* Begin Stored data *

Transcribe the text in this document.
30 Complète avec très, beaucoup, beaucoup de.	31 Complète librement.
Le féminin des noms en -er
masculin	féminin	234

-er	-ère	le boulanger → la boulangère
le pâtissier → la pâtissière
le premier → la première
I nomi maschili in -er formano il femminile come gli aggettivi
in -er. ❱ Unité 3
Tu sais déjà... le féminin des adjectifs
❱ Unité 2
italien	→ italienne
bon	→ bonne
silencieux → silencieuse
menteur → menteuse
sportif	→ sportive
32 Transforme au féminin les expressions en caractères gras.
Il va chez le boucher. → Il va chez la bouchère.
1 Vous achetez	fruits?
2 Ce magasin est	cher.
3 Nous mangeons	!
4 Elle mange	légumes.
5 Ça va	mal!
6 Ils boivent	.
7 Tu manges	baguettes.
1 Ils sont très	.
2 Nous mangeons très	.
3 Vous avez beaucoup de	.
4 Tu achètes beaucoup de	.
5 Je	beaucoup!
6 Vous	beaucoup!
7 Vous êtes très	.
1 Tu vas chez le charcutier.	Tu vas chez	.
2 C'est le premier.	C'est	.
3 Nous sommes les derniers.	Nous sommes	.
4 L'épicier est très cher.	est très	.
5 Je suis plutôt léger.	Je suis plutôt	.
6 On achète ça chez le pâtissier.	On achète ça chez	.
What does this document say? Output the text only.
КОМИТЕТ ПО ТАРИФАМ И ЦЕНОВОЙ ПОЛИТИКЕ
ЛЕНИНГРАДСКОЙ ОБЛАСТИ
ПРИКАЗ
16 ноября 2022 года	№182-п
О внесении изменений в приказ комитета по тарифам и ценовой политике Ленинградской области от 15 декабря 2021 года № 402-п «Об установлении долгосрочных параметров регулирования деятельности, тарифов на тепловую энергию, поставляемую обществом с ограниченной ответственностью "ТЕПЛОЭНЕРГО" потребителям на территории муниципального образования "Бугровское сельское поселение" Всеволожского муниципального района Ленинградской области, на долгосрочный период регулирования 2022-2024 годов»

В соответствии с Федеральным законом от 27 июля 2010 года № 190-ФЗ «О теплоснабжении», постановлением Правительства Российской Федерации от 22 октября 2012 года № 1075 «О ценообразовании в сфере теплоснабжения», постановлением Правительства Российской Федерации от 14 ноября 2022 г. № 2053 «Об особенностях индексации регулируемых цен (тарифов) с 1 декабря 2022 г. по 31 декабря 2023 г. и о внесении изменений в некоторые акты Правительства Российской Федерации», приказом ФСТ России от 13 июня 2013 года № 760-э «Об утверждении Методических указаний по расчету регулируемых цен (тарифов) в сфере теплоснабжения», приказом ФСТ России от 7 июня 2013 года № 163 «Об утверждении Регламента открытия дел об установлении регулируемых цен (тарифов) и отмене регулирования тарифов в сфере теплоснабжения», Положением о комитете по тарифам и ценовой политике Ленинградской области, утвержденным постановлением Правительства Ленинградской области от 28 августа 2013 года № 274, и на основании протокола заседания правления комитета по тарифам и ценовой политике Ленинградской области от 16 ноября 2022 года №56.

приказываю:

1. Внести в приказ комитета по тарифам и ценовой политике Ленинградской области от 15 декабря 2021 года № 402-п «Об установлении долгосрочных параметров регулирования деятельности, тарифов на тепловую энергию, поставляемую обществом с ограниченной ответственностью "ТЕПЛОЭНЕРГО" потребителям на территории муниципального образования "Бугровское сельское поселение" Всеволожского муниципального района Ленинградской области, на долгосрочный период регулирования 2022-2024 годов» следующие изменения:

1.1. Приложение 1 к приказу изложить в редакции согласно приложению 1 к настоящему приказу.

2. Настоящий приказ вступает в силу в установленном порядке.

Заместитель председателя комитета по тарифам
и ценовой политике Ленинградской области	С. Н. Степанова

* End Stored data *

### What you should do
Find the word "très" in the entries above and gather every line that holds it.

### Reply to the exercise
30 Complète avec très, beaucoup, beaucoup de.	31 Complète librement.
1 Ils sont très	.
2 Nous mangeons très	.
7 Vous êtes très	.
4 L'épicier est très cher.	est très	.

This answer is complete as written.